Exercise aim
Write the records below out again exactly as given, with no images.

Stored entries:

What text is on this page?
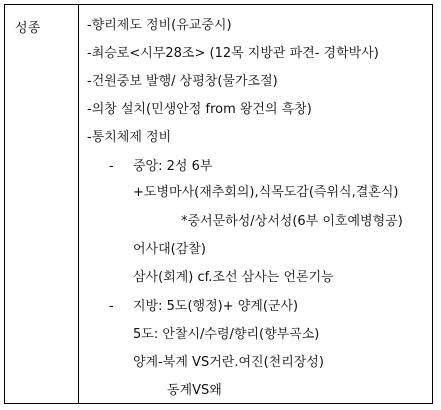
성종	-향리제도 정비(유교중시)
-최승로<시무28조> (12목 지방관 파견- 경학박사)
-건원중보 발행/ 상평창(물가조절)
-의창 설치(민생안정 from 왕건의 흑창)
-통치체제 정비
- 중앙: 2성 6부
+도병마사(재추회의),식목도감(즉위식,결혼식)
*중서문하성/상서성(6부 이호예병형공)
어사대(감찰)
삼사(회계) cf.조선 삼사는 언론기능
- 지방: 5도(행정)+ 양계(군사)
5도: 안찰시/수령/향리(향부곡소)
양계-북계 VS거란.여진(천리장성)
동계VS왜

Complete output
What text is on this page?
성종	-향리제도 정비(유교중시)
-최승로<시무28조> (12목 지방관 파견- 경학박사)
-건원중보 발행/ 상평창(물가조절)
-의창 설치(민생안정 from 왕건의 흑창)
-통치체제 정비
- 중앙: 2성 6부
+도병마사(재추회의),식목도감(즉위식,결혼식)
*중서문하성/상서성(6부 이호예병형공)
어사대(감찰)
삼사(회계) cf.조선 삼사는 언론기능
- 지방: 5도(행정)+ 양계(군사)
5도: 안찰시/수령/향리(향부곡소)
양계-북계 VS거란.여진(천리장성)
동계VS왜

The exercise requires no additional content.